Provided text: Begin
Assessment

At the request of Dean Adam Leibovich, the Writing Institute is undertaking an assessment of the writing-intensive (W) course requirement across Dietrich School departments. The goal is to work through all departments over the next several years, assessing a cohort of departments each year.

Our goal is to develop a clear and honest picture of how W courses are functioning across the school, recognizing what departments are doing well and identifying opportunities where the Writing Institute can offer further support. This assessment work can also count as the annual assessment of undergraduate programs required of your department.

What the Assessment Involves

The Writing Institute will work with your department to develop a plan for the assessment that meets your needs. Here is what participation typically looks like:

Collecting student work and course materials. The Writing Institute will identify student projects to collect. Depending on the number of W courses in your department, we may ask you to collect a few student projects from each course we are looking at, or more if you have only one or two W courses, so that we are seeing a range of work. We will talk through these plans with you. For each course included in the assessment, we will also need the assignment prompt students were responding to and the course syllabus.
Provided text: End
» **Tasks to perform**
- A) Repeat the assessment text between "Collecting student work" and "the course syllabus.", inclusive.
- B) According to the W-course assessment text, what materials will be gathered for each course included in the assessment?
The data after this point come from a separate source.
Dataset extract: Begin
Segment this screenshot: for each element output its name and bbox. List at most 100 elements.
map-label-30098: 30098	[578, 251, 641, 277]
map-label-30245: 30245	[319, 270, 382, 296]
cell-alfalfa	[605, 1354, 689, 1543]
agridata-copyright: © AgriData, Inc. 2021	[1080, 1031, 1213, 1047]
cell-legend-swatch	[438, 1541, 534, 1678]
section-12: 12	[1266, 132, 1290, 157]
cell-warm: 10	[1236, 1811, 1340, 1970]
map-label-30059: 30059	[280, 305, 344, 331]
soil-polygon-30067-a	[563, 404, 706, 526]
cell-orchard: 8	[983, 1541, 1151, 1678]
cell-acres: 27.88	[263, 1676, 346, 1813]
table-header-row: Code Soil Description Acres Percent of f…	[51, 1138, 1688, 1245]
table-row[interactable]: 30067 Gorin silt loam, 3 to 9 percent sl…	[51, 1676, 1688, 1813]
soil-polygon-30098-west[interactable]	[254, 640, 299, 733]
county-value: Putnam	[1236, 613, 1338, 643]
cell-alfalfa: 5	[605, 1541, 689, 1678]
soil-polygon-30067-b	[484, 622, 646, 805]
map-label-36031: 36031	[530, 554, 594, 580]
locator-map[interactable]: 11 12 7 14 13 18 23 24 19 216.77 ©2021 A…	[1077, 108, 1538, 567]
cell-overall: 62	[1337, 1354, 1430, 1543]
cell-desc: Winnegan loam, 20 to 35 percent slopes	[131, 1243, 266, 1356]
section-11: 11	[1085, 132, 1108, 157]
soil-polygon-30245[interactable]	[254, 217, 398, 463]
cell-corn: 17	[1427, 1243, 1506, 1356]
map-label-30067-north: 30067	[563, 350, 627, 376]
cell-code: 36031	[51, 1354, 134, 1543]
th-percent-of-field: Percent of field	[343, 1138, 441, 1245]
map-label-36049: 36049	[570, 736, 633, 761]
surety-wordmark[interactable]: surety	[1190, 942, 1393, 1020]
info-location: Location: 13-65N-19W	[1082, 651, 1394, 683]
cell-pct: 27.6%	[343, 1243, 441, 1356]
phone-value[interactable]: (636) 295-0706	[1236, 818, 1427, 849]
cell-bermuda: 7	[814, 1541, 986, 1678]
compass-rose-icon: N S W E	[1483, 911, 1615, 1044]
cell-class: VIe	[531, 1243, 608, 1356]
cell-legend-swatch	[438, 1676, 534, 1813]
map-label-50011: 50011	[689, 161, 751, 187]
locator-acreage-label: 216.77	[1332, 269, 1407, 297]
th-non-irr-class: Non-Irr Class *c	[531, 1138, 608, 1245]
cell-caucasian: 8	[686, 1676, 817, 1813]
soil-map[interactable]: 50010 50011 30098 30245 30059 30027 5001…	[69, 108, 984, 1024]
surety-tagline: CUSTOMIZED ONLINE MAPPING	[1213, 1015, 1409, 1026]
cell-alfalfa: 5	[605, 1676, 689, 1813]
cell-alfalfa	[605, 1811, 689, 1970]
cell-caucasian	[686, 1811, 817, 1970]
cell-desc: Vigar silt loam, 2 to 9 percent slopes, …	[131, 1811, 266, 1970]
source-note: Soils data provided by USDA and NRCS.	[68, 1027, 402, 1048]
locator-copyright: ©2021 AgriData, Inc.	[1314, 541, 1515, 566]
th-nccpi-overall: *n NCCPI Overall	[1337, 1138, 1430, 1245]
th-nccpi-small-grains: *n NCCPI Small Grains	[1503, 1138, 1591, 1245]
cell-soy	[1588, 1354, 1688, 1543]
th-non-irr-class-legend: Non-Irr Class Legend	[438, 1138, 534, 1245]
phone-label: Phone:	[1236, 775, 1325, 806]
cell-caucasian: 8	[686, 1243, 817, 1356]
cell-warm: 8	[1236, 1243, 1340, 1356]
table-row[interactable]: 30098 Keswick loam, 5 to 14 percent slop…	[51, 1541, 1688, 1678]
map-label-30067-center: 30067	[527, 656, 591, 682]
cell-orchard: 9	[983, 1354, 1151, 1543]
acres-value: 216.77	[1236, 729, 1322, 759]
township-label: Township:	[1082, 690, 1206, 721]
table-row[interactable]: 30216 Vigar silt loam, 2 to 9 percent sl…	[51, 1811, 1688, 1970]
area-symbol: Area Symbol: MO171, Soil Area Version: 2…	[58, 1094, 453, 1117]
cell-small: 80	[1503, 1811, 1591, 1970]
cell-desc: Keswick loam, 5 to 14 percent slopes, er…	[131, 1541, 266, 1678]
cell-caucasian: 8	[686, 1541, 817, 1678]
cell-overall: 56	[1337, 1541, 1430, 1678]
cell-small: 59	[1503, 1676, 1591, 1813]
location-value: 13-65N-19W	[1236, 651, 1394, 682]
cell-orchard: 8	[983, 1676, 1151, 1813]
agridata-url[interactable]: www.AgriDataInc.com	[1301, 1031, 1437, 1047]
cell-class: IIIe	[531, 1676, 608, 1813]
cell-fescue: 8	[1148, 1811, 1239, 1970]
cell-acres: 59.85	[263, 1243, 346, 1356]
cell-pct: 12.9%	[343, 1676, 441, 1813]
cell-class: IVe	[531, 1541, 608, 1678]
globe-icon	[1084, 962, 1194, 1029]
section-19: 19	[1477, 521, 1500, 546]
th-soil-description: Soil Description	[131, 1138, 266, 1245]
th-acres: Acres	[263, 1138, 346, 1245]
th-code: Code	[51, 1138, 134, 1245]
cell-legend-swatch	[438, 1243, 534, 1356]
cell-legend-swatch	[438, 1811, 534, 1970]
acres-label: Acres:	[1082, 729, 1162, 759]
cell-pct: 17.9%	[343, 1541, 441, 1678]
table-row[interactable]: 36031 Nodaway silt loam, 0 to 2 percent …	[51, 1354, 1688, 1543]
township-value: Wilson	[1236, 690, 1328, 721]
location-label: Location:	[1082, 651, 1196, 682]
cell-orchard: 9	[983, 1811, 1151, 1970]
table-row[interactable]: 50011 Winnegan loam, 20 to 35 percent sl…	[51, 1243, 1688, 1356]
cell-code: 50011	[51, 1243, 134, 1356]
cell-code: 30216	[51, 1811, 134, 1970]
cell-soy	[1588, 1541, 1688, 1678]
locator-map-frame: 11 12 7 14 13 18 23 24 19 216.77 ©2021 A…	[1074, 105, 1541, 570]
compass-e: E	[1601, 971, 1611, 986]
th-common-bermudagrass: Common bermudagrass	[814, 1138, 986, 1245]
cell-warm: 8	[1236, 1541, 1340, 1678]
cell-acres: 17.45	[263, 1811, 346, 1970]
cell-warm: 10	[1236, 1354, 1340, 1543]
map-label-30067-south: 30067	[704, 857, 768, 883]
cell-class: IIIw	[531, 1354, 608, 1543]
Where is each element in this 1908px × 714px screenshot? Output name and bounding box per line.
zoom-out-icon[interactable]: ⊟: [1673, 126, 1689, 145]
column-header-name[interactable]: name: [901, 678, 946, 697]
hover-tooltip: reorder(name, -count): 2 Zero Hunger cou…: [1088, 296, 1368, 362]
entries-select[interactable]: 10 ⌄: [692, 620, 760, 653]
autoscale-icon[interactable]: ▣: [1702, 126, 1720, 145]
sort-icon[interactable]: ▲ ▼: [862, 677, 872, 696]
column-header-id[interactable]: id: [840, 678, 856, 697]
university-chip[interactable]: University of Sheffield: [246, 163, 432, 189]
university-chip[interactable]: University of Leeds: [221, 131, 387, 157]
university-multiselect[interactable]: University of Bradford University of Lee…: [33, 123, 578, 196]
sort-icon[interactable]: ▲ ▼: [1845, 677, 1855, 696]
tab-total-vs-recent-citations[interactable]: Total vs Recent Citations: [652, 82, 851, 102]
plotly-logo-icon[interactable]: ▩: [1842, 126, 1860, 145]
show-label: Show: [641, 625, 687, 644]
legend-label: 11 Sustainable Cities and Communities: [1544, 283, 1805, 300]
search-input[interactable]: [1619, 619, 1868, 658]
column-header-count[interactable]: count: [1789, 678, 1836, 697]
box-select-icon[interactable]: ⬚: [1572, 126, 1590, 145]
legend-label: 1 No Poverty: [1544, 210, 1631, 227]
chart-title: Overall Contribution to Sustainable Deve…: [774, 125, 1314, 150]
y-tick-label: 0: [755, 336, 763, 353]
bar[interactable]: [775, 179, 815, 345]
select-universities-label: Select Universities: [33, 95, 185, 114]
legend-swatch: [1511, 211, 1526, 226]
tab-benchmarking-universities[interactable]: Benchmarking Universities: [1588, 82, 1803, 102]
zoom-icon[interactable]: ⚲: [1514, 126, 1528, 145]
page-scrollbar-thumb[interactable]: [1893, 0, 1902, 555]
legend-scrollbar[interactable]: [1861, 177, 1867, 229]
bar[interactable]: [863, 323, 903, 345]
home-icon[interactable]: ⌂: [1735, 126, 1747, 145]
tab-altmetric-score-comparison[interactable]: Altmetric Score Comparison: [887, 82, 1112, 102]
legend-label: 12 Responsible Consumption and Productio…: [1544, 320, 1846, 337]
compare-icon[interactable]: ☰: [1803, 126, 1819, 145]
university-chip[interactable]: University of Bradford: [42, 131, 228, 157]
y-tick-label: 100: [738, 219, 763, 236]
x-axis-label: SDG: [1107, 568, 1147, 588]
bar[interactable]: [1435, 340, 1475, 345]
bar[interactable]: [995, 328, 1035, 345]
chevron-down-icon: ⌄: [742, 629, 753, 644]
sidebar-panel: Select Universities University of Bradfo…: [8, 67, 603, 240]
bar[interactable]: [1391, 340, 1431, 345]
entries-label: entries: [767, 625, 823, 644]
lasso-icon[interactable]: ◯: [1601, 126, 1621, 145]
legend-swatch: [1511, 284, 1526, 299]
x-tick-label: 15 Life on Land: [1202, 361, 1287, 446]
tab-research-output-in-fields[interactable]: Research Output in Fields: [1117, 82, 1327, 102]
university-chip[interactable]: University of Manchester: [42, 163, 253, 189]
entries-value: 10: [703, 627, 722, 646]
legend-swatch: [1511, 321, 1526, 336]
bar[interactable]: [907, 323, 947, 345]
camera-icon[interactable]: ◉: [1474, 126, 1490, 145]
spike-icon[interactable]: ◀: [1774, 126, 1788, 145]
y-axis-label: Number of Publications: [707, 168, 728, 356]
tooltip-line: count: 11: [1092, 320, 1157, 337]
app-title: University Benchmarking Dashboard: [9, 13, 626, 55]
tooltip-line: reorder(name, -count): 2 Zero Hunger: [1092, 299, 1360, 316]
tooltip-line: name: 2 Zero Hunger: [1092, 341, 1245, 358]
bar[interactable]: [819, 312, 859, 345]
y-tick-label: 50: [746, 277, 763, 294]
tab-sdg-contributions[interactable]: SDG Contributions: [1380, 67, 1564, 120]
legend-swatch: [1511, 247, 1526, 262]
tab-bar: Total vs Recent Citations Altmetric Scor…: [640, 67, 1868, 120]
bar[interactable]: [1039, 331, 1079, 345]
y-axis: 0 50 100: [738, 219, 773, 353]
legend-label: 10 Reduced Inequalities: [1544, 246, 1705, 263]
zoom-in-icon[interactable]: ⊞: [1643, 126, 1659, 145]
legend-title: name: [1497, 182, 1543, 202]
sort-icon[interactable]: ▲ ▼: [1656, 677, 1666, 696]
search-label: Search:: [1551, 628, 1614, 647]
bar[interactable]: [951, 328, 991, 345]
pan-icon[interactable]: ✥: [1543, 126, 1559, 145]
Dataset extract: End
» **Problem solutions**
- A)
Collecting student work and course materials. The Writing Institute will identify student projects to collect. Depending on the number of W courses in your department, we may ask you to collect a few student projects from each course we are looking at, or more if you have only one or two W courses, so that we are seeing a range of work. We will talk through these plans with you. For each course included in the assessment, we will also need the assignment prompt students were responding to and the course syllabus.

- B)
- Student projects
- The assignment prompt students were responding to
- The course syllabus